_Goal of the exercise_: Every line that holds the string "text" is to be identified and copied.

_Data excerpts_:
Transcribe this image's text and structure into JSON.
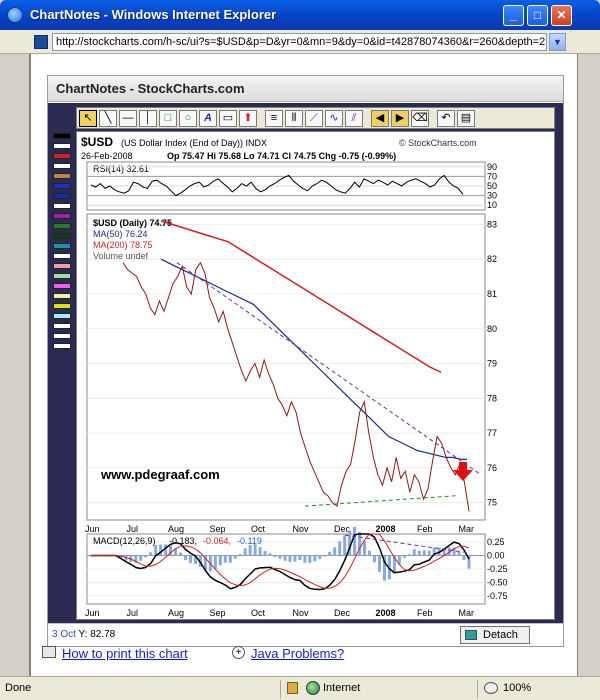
{
  "window": {
    "title": "ChartNotes - Windows Internet Explorer",
    "minimize": "_",
    "maximize": "□",
    "close": "✕"
  },
  "address": {
    "url": "http://stockcharts.com/h-sc/ui?s=$USD&p=D&yr=0&mn=9&dy=0&id=t42878074360&r=260&depth=2",
    "dropdown": "▼"
  },
  "app": {
    "title": "ChartNotes - StockCharts.com",
    "detach_label": "Detach",
    "coord_date": "3 Oct",
    "coord_value": "Y: 82.78"
  },
  "links": {
    "print": "How to print this chart",
    "java": "Java Problems?"
  },
  "status": {
    "text": "Done",
    "zone": "Internet",
    "zoom": "100%"
  },
  "colors": {
    "price": "#8a1a1a",
    "ma50": "#1a2a8a",
    "ma200": "#cc2222",
    "trendline": "#7a2a9a",
    "support": "#2a8a2a",
    "arrow": "#e01010"
  },
  "palette_colors": [
    "#000000",
    "#ffffff",
    "#d02020",
    "#ffffff",
    "#c0804a",
    "#2030c0",
    "#1030a0",
    "#ffffff",
    "#a020a0",
    "#208020",
    "#104010",
    "#2090a0",
    "#ffffff",
    "#f0a0a0",
    "#a0e0a0",
    "#f060f0",
    "#f0f0a0",
    "#e0e000",
    "#a0f0f0",
    "#ffffff",
    "#ffffff",
    "#ffffff"
  ],
  "chart_data": {
    "type": "line",
    "header": {
      "symbol": "$USD",
      "name": "(US Dollar Index (End of Day)) INDX",
      "source": "© StockCharts.com",
      "date": "26-Feb-2008",
      "ohlc": "Op 75.47  Hi 75.68  Lo 74.71  Cl 74.75  Chg -0.75 (-0.99%)"
    },
    "watermark": "www.pdegraaf.com",
    "months": [
      "Jun",
      "Jul",
      "Aug",
      "Sep",
      "Oct",
      "Nov",
      "Dec",
      "2008",
      "Feb",
      "Mar"
    ],
    "rsi": {
      "label": "RSI(14) 32.61",
      "ticks": [
        90,
        70,
        50,
        30,
        10
      ],
      "values": [
        52,
        48,
        55,
        45,
        50,
        42,
        38,
        35,
        40,
        58,
        55,
        48,
        45,
        60,
        62,
        55,
        50,
        40,
        30,
        35,
        42,
        50,
        55,
        58,
        48,
        52,
        60,
        65,
        56,
        48,
        38,
        45,
        55,
        50,
        58,
        45,
        38,
        42,
        50,
        55,
        62,
        68,
        72,
        60,
        52,
        45,
        40,
        50,
        55,
        62,
        58,
        50,
        42,
        38,
        35,
        45,
        58,
        48,
        65,
        60,
        55,
        62,
        58,
        52,
        60,
        55,
        50,
        58,
        62,
        65,
        60,
        55,
        48,
        52,
        65,
        72,
        58,
        50,
        45,
        32.6
      ]
    },
    "price": {
      "legend": {
        "price": "$USD (Daily) 74.75",
        "ma50": "MA(50) 76.24",
        "ma200": "MA(200) 78.75",
        "volume": "Volume undef"
      },
      "ticks": [
        83,
        82,
        81,
        80,
        79,
        78,
        77,
        76,
        75
      ],
      "ylim": [
        74.5,
        83.3
      ],
      "close": [
        81.9,
        81.7,
        81.6,
        81.5,
        81.2,
        81.0,
        80.6,
        80.4,
        80.8,
        80.5,
        80.9,
        81.3,
        81.5,
        81.8,
        81.2,
        81.0,
        81.7,
        81.9,
        81.6,
        80.9,
        80.6,
        80.2,
        80.5,
        80.0,
        79.6,
        79.2,
        78.8,
        78.5,
        78.8,
        79.0,
        78.6,
        79.1,
        78.7,
        78.4,
        78.0,
        77.8,
        77.5,
        77.9,
        77.6,
        77.0,
        76.6,
        76.2,
        75.9,
        75.6,
        75.3,
        75.2,
        75.0,
        74.9,
        75.5,
        75.9,
        76.1,
        76.8,
        77.6,
        77.9,
        77.0,
        76.3,
        75.8,
        75.5,
        76.0,
        75.6,
        76.3,
        75.7,
        75.9,
        75.3,
        75.8,
        75.6,
        75.1,
        75.4,
        76.2,
        76.9,
        76.7,
        76.3,
        76.0,
        75.8,
        76.1,
        75.6,
        74.75
      ],
      "ma50": [
        82.0,
        81.9,
        81.8,
        81.7,
        81.6,
        81.5,
        81.4,
        81.3,
        81.2,
        81.1,
        81.0,
        80.9,
        80.8,
        80.7,
        80.5,
        80.3,
        80.1,
        79.9,
        79.7,
        79.5,
        79.3,
        79.1,
        78.9,
        78.7,
        78.5,
        78.3,
        78.1,
        77.9,
        77.7,
        77.5,
        77.3,
        77.1,
        76.9,
        76.8,
        76.7,
        76.6,
        76.5,
        76.45,
        76.4,
        76.35,
        76.3,
        76.3,
        76.25,
        76.24
      ],
      "ma200": [
        83.1,
        83.0,
        82.9,
        82.8,
        82.7,
        82.6,
        82.5,
        82.3,
        82.1,
        81.9,
        81.7,
        81.5,
        81.3,
        81.1,
        80.9,
        80.7,
        80.5,
        80.3,
        80.1,
        79.9,
        79.7,
        79.5,
        79.3,
        79.1,
        78.9,
        78.75
      ],
      "annotation_arrow": "down"
    },
    "macd": {
      "label_prefix": "MACD(12,26,9)",
      "macd_value": "-0.183",
      "signal_value": "-0.064",
      "hist_value": "-0.119",
      "ticks": [
        0.25,
        0.0,
        -0.25,
        -0.5,
        -0.75
      ],
      "ylim": [
        -0.9,
        0.4
      ]
    }
  }
}
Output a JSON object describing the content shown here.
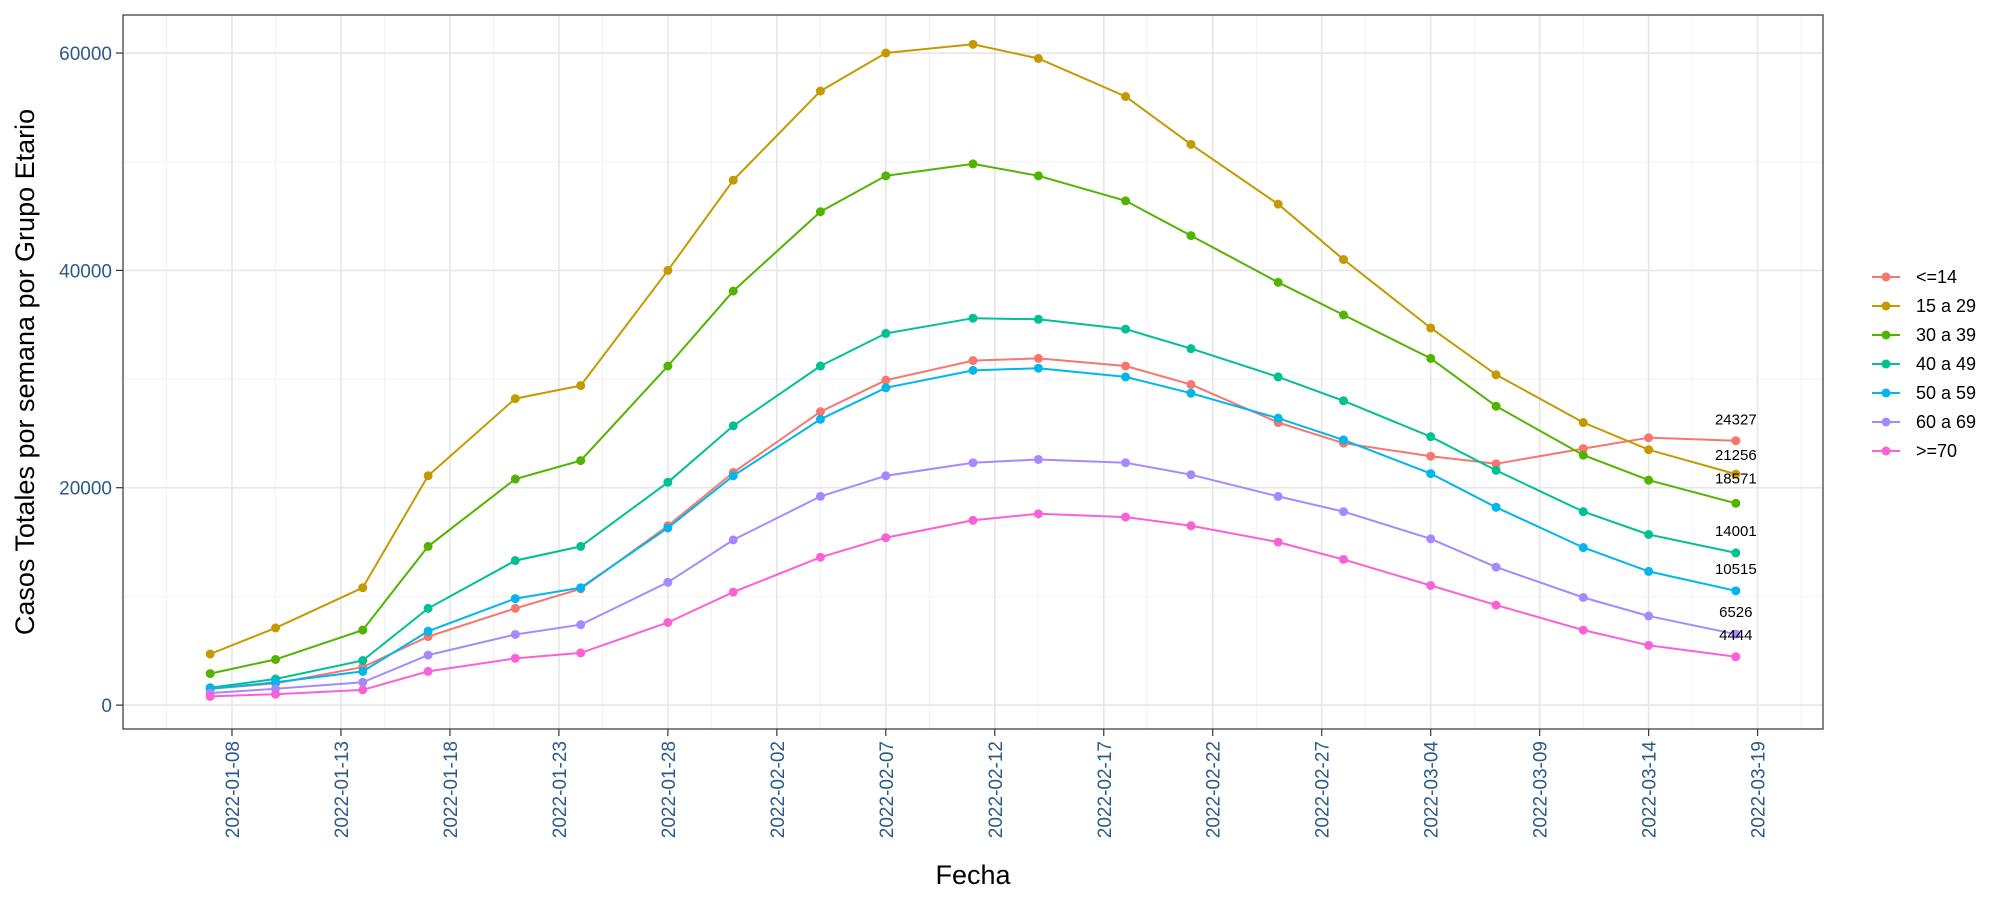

_The output_:
Transcribe this image's text and structure into JSON.
    "text": "Done",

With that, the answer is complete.